#### Information given
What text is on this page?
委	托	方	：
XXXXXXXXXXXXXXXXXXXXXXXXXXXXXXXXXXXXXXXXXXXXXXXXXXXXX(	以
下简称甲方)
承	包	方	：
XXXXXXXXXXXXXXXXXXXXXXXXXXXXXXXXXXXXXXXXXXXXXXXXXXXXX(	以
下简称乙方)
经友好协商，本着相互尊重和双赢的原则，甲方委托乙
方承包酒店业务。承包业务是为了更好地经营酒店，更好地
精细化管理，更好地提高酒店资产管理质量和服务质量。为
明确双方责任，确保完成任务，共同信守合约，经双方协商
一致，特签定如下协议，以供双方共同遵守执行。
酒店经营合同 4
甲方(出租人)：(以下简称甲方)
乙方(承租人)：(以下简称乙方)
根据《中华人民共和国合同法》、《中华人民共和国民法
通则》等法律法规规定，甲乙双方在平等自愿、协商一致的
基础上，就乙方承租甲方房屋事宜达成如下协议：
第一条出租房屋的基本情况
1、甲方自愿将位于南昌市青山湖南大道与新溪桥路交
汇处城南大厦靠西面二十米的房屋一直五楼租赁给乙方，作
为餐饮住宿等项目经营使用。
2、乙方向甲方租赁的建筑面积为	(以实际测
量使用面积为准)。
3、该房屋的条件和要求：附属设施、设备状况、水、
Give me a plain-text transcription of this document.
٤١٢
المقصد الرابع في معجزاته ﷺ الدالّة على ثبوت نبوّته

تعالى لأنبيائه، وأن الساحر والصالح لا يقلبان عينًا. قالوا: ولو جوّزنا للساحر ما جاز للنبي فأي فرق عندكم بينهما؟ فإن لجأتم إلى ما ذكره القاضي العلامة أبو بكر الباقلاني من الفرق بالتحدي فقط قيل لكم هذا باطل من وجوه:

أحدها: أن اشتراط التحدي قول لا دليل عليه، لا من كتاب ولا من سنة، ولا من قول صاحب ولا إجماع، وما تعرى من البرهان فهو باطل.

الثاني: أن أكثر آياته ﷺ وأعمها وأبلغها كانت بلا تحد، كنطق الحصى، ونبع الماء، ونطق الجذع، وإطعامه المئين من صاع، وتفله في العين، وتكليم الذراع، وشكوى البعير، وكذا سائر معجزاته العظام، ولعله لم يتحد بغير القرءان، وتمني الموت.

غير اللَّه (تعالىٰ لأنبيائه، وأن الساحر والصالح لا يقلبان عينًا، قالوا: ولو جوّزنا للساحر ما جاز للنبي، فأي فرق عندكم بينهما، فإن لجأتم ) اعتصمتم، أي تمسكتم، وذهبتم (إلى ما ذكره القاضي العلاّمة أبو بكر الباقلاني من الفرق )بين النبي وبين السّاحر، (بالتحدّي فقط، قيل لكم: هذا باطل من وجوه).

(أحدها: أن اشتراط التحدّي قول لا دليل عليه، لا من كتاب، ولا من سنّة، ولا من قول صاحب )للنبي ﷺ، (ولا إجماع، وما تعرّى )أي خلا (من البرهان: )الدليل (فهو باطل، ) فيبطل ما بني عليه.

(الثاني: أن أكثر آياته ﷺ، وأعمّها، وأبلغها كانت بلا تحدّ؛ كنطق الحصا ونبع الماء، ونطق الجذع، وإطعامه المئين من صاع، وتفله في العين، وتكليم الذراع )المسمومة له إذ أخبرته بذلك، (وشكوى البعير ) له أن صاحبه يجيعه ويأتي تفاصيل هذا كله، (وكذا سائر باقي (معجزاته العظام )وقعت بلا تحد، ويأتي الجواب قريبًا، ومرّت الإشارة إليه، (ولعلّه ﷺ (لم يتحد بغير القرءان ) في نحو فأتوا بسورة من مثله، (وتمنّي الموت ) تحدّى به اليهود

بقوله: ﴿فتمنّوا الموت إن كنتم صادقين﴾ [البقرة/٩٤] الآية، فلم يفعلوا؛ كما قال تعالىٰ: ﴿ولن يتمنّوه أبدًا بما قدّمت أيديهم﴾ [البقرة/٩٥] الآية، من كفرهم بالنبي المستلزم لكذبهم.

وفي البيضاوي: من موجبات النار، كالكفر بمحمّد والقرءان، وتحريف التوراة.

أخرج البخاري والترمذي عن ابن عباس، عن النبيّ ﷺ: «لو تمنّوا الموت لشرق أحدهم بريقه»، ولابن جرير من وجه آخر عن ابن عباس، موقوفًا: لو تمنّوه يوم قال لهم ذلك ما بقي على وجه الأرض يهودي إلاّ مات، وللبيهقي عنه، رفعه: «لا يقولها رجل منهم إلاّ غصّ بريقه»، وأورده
########
Return all the data above once more, precisely as given.

What text is on this page?
委	托	方	：
XXXXXXXXXXXXXXXXXXXXXXXXXXXXXXXXXXXXXXXXXXXXXXXXXXXXX(	以
下简称甲方)
承	包	方	：
XXXXXXXXXXXXXXXXXXXXXXXXXXXXXXXXXXXXXXXXXXXXXXXXXXXXX(	以
下简称乙方)
经友好协商，本着相互尊重和双赢的原则，甲方委托乙
方承包酒店业务。承包业务是为了更好地经营酒店，更好地
精细化管理，更好地提高酒店资产管理质量和服务质量。为
明确双方责任，确保完成任务，共同信守合约，经双方协商
一致，特签定如下协议，以供双方共同遵守执行。
酒店经营合同 4
甲方(出租人)：(以下简称甲方)
乙方(承租人)：(以下简称乙方)
根据《中华人民共和国合同法》、《中华人民共和国民法
通则》等法律法规规定，甲乙双方在平等自愿、协商一致的
基础上，就乙方承租甲方房屋事宜达成如下协议：
第一条出租房屋的基本情况
1、甲方自愿将位于南昌市青山湖南大道与新溪桥路交
汇处城南大厦靠西面二十米的房屋一直五楼租赁给乙方，作
为餐饮住宿等项目经营使用。
2、乙方向甲方租赁的建筑面积为	(以实际测
量使用面积为准)。
3、该房屋的条件和要求：附属设施、设备状况、水、
Give me a plain-text transcription of this document.
٤١٢
المقصد الرابع في معجزاته ﷺ الدالّة على ثبوت نبوّته

تعالى لأنبيائه، وأن الساحر والصالح لا يقلبان عينًا. قالوا: ولو جوّزنا للساحر ما جاز للنبي فأي فرق عندكم بينهما؟ فإن لجأتم إلى ما ذكره القاضي العلامة أبو بكر الباقلاني من الفرق بالتحدي فقط قيل لكم هذا باطل من وجوه:

أحدها: أن اشتراط التحدي قول لا دليل عليه، لا من كتاب ولا من سنة، ولا من قول صاحب ولا إجماع، وما تعرى من البرهان فهو باطل.

الثاني: أن أكثر آياته ﷺ وأعمها وأبلغها كانت بلا تحد، كنطق الحصى، ونبع الماء، ونطق الجذع، وإطعامه المئين من صاع، وتفله في العين، وتكليم الذراع، وشكوى البعير، وكذا سائر معجزاته العظام، ولعله لم يتحد بغير القرءان، وتمني الموت.

غير اللَّه (تعالىٰ لأنبيائه، وأن الساحر والصالح لا يقلبان عينًا، قالوا: ولو جوّزنا للساحر ما جاز للنبي، فأي فرق عندكم بينهما، فإن لجأتم ) اعتصمتم، أي تمسكتم، وذهبتم (إلى ما ذكره القاضي العلاّمة أبو بكر الباقلاني من الفرق )بين النبي وبين السّاحر، (بالتحدّي فقط، قيل لكم: هذا باطل من وجوه).

(أحدها: أن اشتراط التحدّي قول لا دليل عليه، لا من كتاب، ولا من سنّة، ولا من قول صاحب )للنبي ﷺ، (ولا إجماع، وما تعرّى )أي خلا (من البرهان: )الدليل (فهو باطل، ) فيبطل ما بني عليه.

(الثاني: أن أكثر آياته ﷺ، وأعمّها، وأبلغها كانت بلا تحدّ؛ كنطق الحصا ونبع الماء، ونطق الجذع، وإطعامه المئين من صاع، وتفله في العين، وتكليم الذراع )المسمومة له إذ أخبرته بذلك، (وشكوى البعير ) له أن صاحبه يجيعه ويأتي تفاصيل هذا كله، (وكذا سائر باقي (معجزاته العظام )وقعت بلا تحد، ويأتي الجواب قريبًا، ومرّت الإشارة إليه، (ولعلّه ﷺ (لم يتحد بغير القرءان ) في نحو فأتوا بسورة من مثله، (وتمنّي الموت ) تحدّى به اليهود

بقوله: ﴿فتمنّوا الموت إن كنتم صادقين﴾ [البقرة/٩٤] الآية، فلم يفعلوا؛ كما قال تعالىٰ: ﴿ولن يتمنّوه أبدًا بما قدّمت أيديهم﴾ [البقرة/٩٥] الآية، من كفرهم بالنبي المستلزم لكذبهم.

وفي البيضاوي: من موجبات النار، كالكفر بمحمّد والقرءان، وتحريف التوراة.

أخرج البخاري والترمذي عن ابن عباس، عن النبيّ ﷺ: «لو تمنّوا الموت لشرق أحدهم بريقه»، ولابن جرير من وجه آخر عن ابن عباس، موقوفًا: لو تمنّوه يوم قال لهم ذلك ما بقي على وجه الأرض يهودي إلاّ مات، وللبيهقي عنه، رفعه: «لا يقولها رجل منهم إلاّ غصّ بريقه»، وأورده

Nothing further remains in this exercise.